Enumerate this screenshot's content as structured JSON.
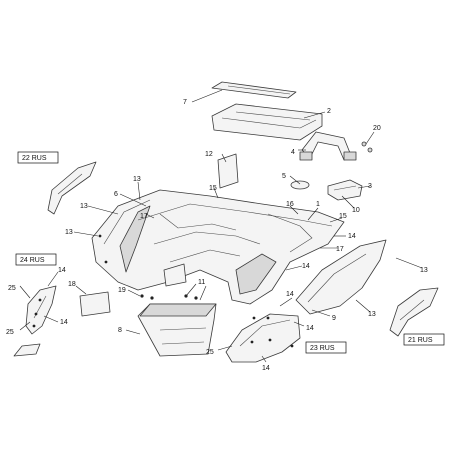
{
  "callouts": {
    "n1": "1",
    "n2": "2",
    "n3": "3",
    "n4": "4",
    "n5": "5",
    "n6": "6",
    "n7": "7",
    "n8": "8",
    "n9": "9",
    "n10": "10",
    "n11": "11",
    "n12": "12",
    "n13": "13",
    "n14": "14",
    "n15": "15",
    "n16": "16",
    "n17": "17",
    "n18": "18",
    "n19": "19",
    "n20": "20",
    "n25": "25"
  },
  "kits": {
    "k21": "21 RUS",
    "k22": "22 RUS",
    "k23": "23 RUS",
    "k24": "24 RUS"
  }
}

- Problem: Can the entries above be repeated exactly, without their pictures?

- Exercise answer:
Enumerate this screenshot's content as structured JSON.
{
  "callouts": {
    "n1": "1",
    "n2": "2",
    "n3": "3",
    "n4": "4",
    "n5": "5",
    "n6": "6",
    "n7": "7",
    "n8": "8",
    "n9": "9",
    "n10": "10",
    "n11": "11",
    "n12": "12",
    "n13": "13",
    "n14": "14",
    "n15": "15",
    "n16": "16",
    "n17": "17",
    "n18": "18",
    "n19": "19",
    "n20": "20",
    "n25": "25"
  },
  "kits": {
    "k21": "21 RUS",
    "k22": "22 RUS",
    "k23": "23 RUS",
    "k24": "24 RUS"
  }
}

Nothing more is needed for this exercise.